## Task details
Echo the lines starting with the line that contains "What elements are" and going on through the line that contains "- series-line-demand: [70, 223, 416, 363]", leaving out the pictures.

━━━━━ Records to process ━━━━━

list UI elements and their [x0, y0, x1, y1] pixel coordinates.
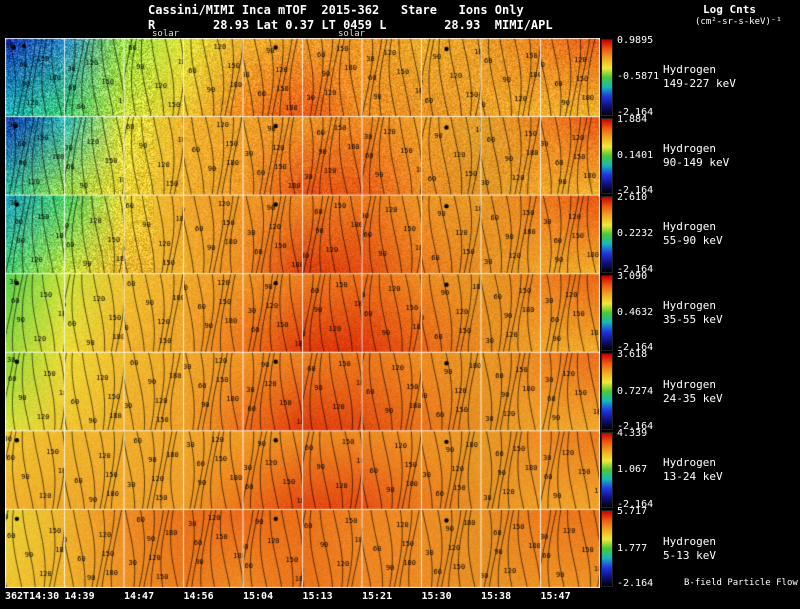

━━━━━
━━━━━ Records to process ━━━━━

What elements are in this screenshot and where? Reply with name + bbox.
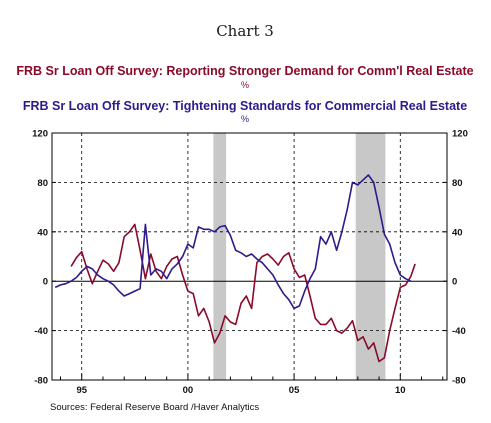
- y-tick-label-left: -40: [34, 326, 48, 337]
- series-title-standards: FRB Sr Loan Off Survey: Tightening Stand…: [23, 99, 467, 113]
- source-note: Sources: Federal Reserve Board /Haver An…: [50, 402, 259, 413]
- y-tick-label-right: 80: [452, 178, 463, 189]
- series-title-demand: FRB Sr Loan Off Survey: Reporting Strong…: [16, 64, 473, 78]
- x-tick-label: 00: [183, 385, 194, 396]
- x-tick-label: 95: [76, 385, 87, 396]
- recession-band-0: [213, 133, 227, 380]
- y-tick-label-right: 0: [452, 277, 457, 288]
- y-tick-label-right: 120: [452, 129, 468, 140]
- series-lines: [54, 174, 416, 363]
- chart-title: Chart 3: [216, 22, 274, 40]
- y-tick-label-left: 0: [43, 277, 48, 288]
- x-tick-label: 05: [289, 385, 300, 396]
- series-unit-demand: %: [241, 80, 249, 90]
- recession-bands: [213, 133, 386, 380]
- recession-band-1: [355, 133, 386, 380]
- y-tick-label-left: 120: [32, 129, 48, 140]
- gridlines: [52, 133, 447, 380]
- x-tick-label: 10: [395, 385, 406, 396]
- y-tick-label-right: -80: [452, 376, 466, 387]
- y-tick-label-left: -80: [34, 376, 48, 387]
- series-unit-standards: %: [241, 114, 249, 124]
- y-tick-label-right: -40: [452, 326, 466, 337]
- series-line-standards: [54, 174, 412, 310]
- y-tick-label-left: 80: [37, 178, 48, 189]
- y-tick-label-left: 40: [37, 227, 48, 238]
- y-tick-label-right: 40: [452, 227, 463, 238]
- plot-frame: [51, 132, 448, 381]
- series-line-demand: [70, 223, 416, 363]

━━━━━

## Expected answer
What elements are in this screenshot and where? Reply with name + bbox.
- y-tick-label-left: -40: [34, 326, 48, 337]
- series-title-standards: FRB Sr Loan Off Survey: Tightening Stand…: [23, 99, 467, 113]
- source-note: Sources: Federal Reserve Board /Haver An…: [50, 402, 259, 413]
- y-tick-label-right: 80: [452, 178, 463, 189]
- series-title-demand: FRB Sr Loan Off Survey: Reporting Strong…: [16, 64, 473, 78]
- x-tick-label: 00: [183, 385, 194, 396]
- x-tick-label: 95: [76, 385, 87, 396]
- recession-band-0: [213, 133, 227, 380]
- y-tick-label-right: 0: [452, 277, 457, 288]
- y-tick-label-right: 120: [452, 129, 468, 140]
- series-lines: [54, 174, 416, 363]
- chart-title: Chart 3: [216, 22, 274, 40]
- y-tick-label-left: 0: [43, 277, 48, 288]
- x-tick-label: 05: [289, 385, 300, 396]
- series-unit-demand: %: [241, 80, 249, 90]
- recession-bands: [213, 133, 386, 380]
- recession-band-1: [355, 133, 386, 380]
- y-tick-label-left: 120: [32, 129, 48, 140]
- gridlines: [52, 133, 447, 380]
- x-tick-label: 10: [395, 385, 406, 396]
- y-tick-label-right: -80: [452, 376, 466, 387]
- y-tick-label-left: -80: [34, 376, 48, 387]
- series-unit-standards: %: [241, 114, 249, 124]
- y-tick-label-right: -40: [452, 326, 466, 337]
- series-line-standards: [54, 174, 412, 310]
- y-tick-label-left: 80: [37, 178, 48, 189]
- y-tick-label-left: 40: [37, 227, 48, 238]
- y-tick-label-right: 40: [452, 227, 463, 238]
- plot-frame: [51, 132, 448, 381]
- series-line-demand: [70, 223, 416, 363]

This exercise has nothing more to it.